Petite histoire de l'opéra tchèque, seconde partie, Antonin Dvorak
Antonín Dvořák (1841-1904)
Les œuvres de Dvořák sont nombreuses et, pour certaines, immensément célèbres, à commencer par l'inoubliable Symphonie du Nouveau Monde. L'amateur d'opéra retiendra surtout sa sublime Rusalka, l'une des plus belles œuvres lyriques de tout le répertoire, inspirée de l'histoire de La Petite Sirène.
Cependant, Rusalka, créée en 1901, représente l'aboutissement d'une longue quête artistique.
En tout, Dvořák a composé dix opéras... Vous ne les connaissez pas ? C'est normal. Elles sont malheureusement trop rarement jouées en dehors des frontières tchèques.

TRAVAIL DEMANDÉ:
a - Repérez et recopiez chaque ligne des enregistrements qui contient la chaîne « front ». La casse compte.
b - Reprenez le texte sur les opéras de Dvořák là où il s'arrête et poursuivez-le.

(Éléments listés dans un jeu de données)
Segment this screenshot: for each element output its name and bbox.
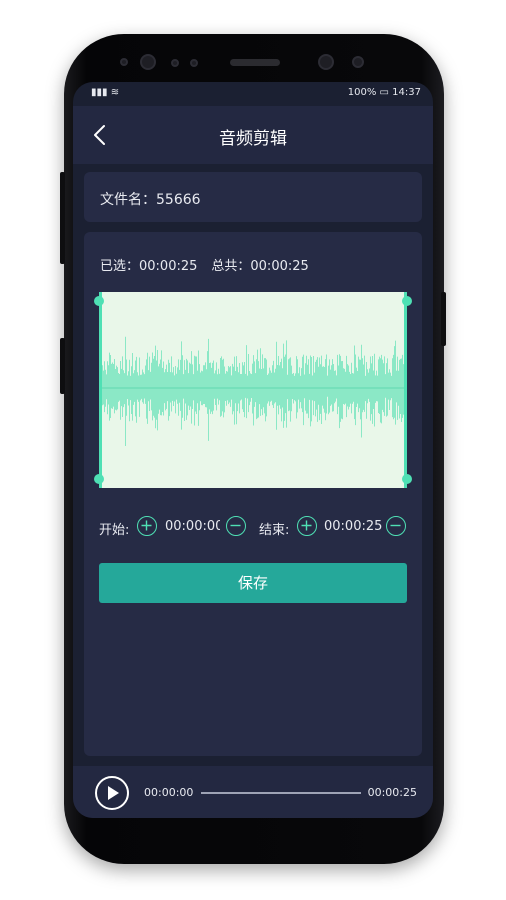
page-title: 音频剪辑	[219, 129, 287, 149]
earpiece-speaker	[230, 59, 280, 66]
trim-controls: 开始: 00:00:00 结束: 00:00:25	[99, 516, 409, 538]
start-increase-button[interactable]	[137, 516, 157, 536]
end-handle-bottom[interactable]	[402, 474, 412, 484]
audio-player: 00:00:00 00:00:25	[73, 766, 433, 818]
duration-time: 00:00:25	[367, 786, 417, 799]
end-time-value: 00:00:25	[324, 519, 382, 534]
start-decrease-button[interactable]	[226, 516, 246, 536]
file-name-card: 文件名：55666	[84, 172, 422, 222]
start-handle-top[interactable]	[94, 296, 104, 306]
end-handle-top[interactable]	[402, 296, 412, 306]
progress-bar[interactable]	[201, 792, 361, 794]
status-right: 100% ▭ 14:37	[348, 87, 421, 98]
signal-icon: ▮▮▮ ≋	[91, 87, 120, 98]
start-handle-bottom[interactable]	[94, 474, 104, 484]
volume-down-button	[60, 338, 65, 394]
power-button	[441, 292, 446, 346]
waveform-graphic	[102, 336, 404, 446]
app-screen: ▮▮▮ ≋ 100% ▭ 14:37 音频剪辑 文件名：55666 已选：00:…	[73, 82, 433, 818]
front-camera	[318, 54, 334, 70]
status-time: 14:37	[392, 87, 421, 98]
iris-scanner	[140, 54, 156, 70]
status-bar: ▮▮▮ ≋ 100% ▭ 14:37	[73, 82, 433, 106]
end-label: 结束:	[259, 523, 290, 538]
end-decrease-button[interactable]	[386, 516, 406, 536]
save-button[interactable]: 保存	[99, 563, 407, 603]
front-sensor	[352, 56, 364, 68]
sensor-dot	[171, 59, 179, 67]
selected-duration: 已选：00:00:25	[100, 259, 198, 274]
plus-icon	[141, 520, 152, 531]
volume-up-button	[60, 172, 65, 264]
minus-icon	[230, 524, 241, 527]
plus-icon	[301, 520, 312, 531]
battery-percent: 100%	[347, 87, 377, 98]
total-duration: 总共：00:00:25	[211, 259, 309, 274]
minus-icon	[390, 524, 401, 527]
sensor-dot	[120, 58, 128, 66]
file-name-label: 文件名：55666	[100, 192, 201, 208]
sensor-dot	[190, 59, 198, 67]
start-time-value: 00:00:00	[165, 519, 220, 534]
battery-icon: ▭	[379, 87, 389, 98]
current-time: 00:00:00	[144, 786, 194, 799]
start-label: 开始:	[99, 523, 130, 538]
app-header: 音频剪辑	[73, 106, 433, 164]
waveform-area[interactable]	[99, 292, 407, 488]
end-increase-button[interactable]	[297, 516, 317, 536]
play-icon	[108, 786, 119, 800]
play-button[interactable]	[95, 776, 129, 810]
selection-info: 已选：00:00:25 总共：00:00:25	[100, 255, 309, 274]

RÉPONSES PAR TÂCHE:
a -
front-camera	[318, 54, 334, 70]
front-sensor	[352, 56, 364, 68]

b -
Dvořák est né dans un petit village au nord de Prague, où ses parents tenaient une auberge-boucherie. Mais le jeune garçon manifeste rapidement un vif intérêt pour la musique. Il chante et joue du violon, si bien qu'un cantor, maître de musique d'une ville voisine, Antonín Liehmann, décide de le prendre sous son aile. Il lui enseigne le piano et la théorie musicale, puis plaide sa cause auprès du père, qui aurait préféré que son fils devienne boucher plutôt que musicien. À 16 ans, Antonín arrive donc à Prague, où il est inscrit à l'école d'orgue.
Il finance ses études en participant aux activités de divers orchestres pragois, notamment celui du Théâtre Provisoire de Prague, où il joue pendant dix ans. C'est ainsi qu'il découvre un large répertoire symphonique et lyrique européen. Il est également témoin des premiers balbutiements du nouvel opéra tchèque, porté par Smetana, avec des œuvres comme Les Brandebourgeois en Bohême, La Fiancée vendue, et Dalibor.
En 1871, Dvořák décide de démissionner pour se consacrer entièrement à la composition et à l'enseignement, fréquentant les salons de la bourgeoisie et de l'aristocratie.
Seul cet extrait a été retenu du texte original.